-------- ENTRIES SUPPLIED
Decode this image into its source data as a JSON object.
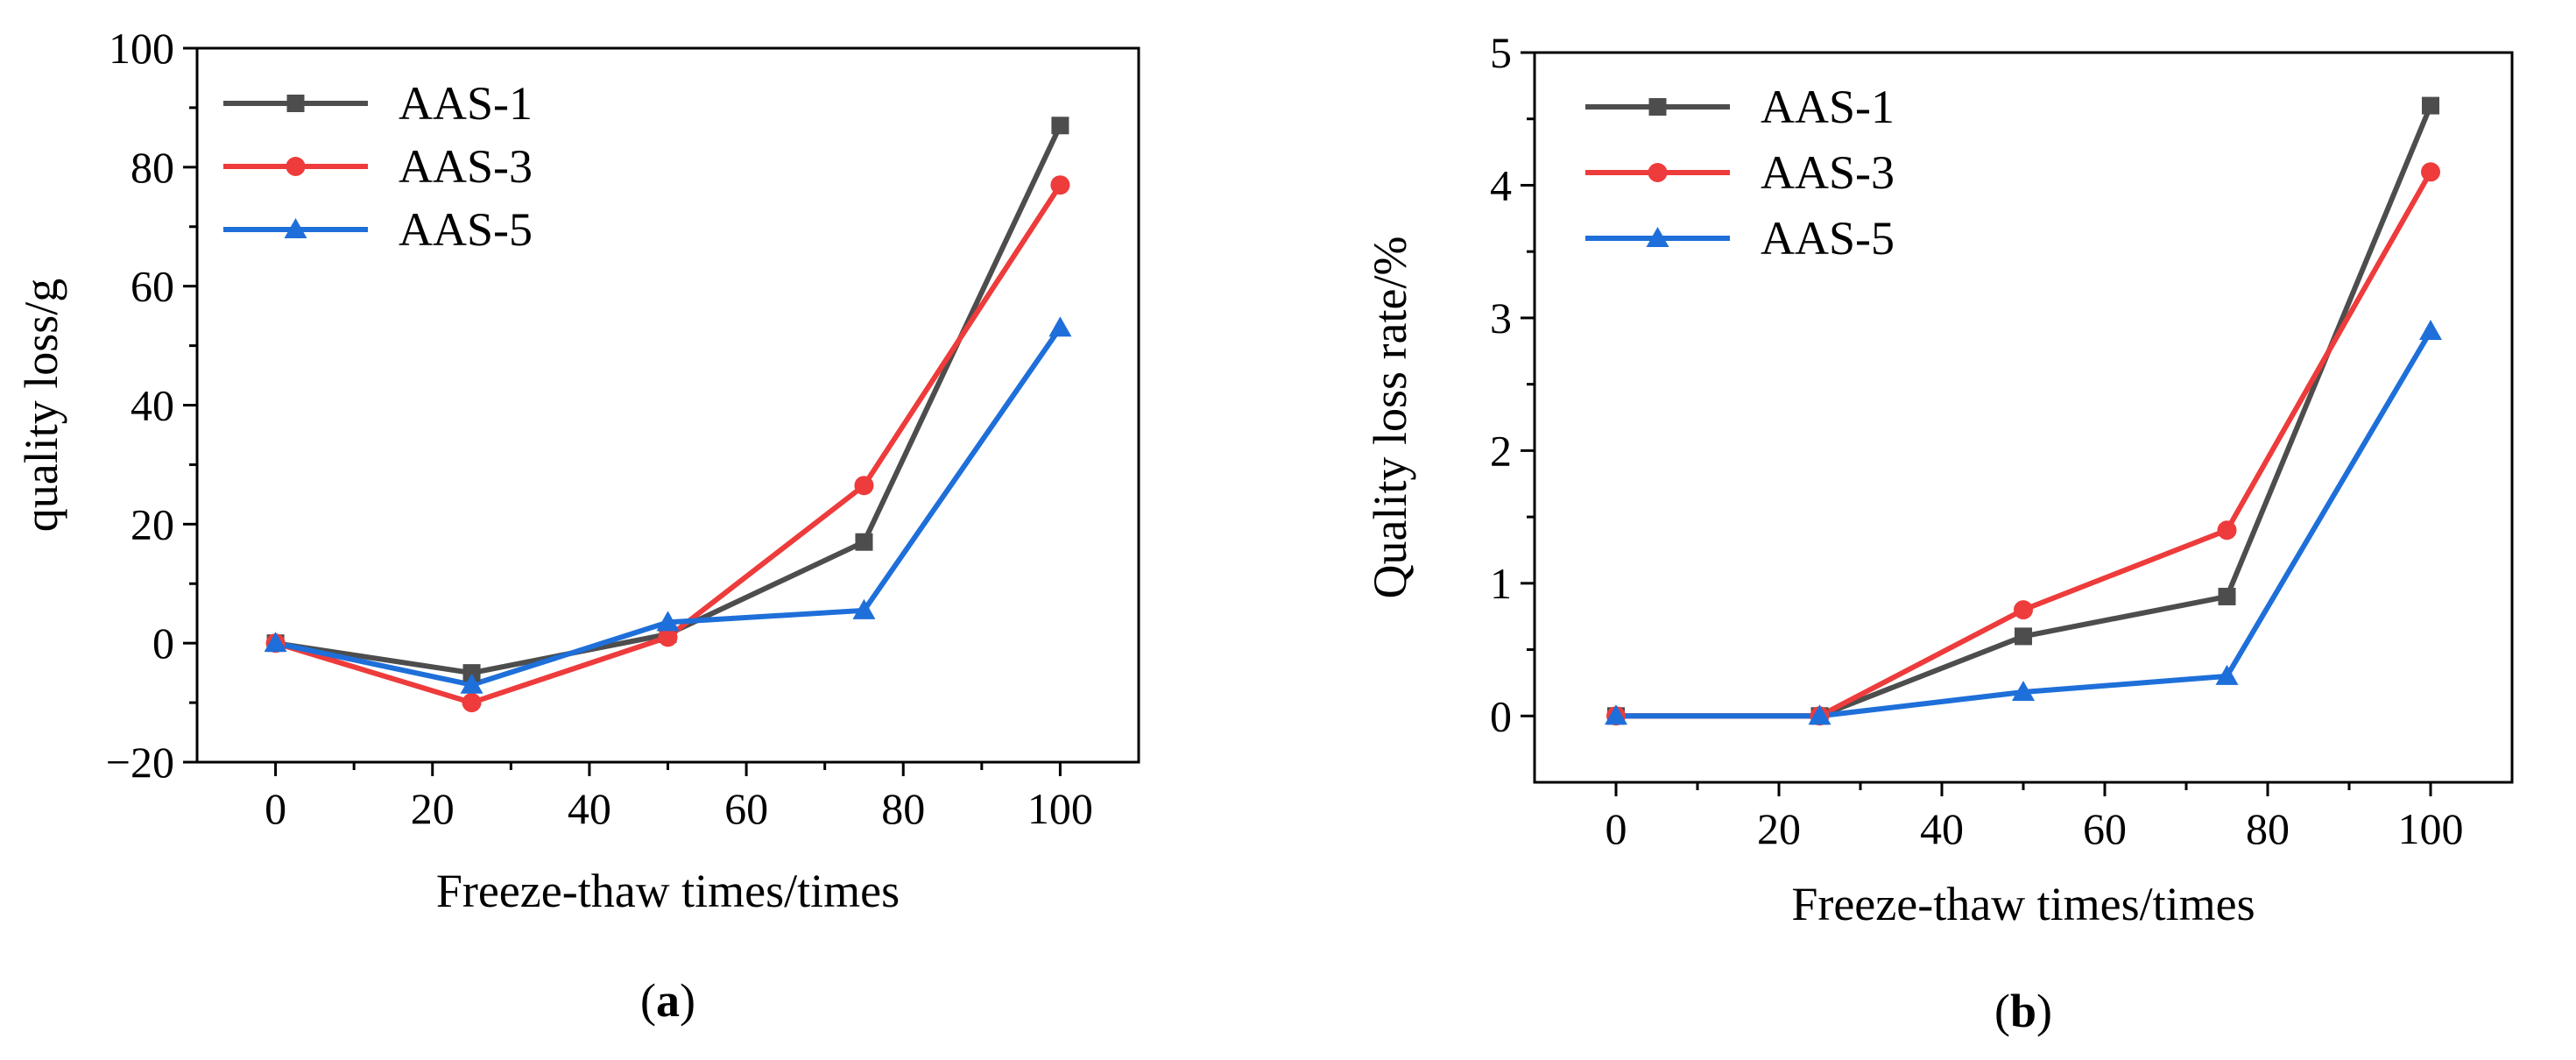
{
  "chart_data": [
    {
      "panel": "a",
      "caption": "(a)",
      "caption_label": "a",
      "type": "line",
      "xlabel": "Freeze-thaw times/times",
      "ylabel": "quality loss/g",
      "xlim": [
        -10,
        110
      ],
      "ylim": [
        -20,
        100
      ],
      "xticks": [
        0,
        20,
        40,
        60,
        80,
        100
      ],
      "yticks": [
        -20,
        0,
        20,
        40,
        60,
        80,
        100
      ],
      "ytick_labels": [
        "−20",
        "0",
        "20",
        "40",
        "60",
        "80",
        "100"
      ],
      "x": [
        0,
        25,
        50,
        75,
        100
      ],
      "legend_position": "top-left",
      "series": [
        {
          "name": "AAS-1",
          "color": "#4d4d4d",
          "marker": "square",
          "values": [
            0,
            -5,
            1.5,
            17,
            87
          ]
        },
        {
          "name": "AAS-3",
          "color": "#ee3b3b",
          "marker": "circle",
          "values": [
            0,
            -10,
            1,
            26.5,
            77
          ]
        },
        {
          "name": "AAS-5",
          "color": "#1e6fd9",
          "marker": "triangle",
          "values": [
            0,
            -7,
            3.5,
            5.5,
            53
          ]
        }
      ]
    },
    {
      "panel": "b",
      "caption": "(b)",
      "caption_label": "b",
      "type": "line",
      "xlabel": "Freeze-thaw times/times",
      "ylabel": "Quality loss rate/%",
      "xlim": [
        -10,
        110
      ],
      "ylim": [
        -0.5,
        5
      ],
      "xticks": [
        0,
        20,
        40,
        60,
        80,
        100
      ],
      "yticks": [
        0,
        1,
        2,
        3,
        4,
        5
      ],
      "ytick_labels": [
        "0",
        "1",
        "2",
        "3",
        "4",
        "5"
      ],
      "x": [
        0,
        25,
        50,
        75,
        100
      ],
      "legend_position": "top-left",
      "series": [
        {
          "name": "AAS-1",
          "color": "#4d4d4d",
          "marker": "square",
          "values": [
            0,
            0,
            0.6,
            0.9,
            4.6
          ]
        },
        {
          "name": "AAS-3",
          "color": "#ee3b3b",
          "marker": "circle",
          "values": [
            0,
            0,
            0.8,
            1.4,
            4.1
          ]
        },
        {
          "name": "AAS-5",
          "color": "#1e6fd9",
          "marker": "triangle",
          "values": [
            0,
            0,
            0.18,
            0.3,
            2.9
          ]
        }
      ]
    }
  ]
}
----------------
* SHORT TASK
In the listing above, find the lines holding the word "loss" and copy them.

* WORKED ANSWER
      "ylabel": "quality loss/g",
      "ylabel": "Quality loss rate/%",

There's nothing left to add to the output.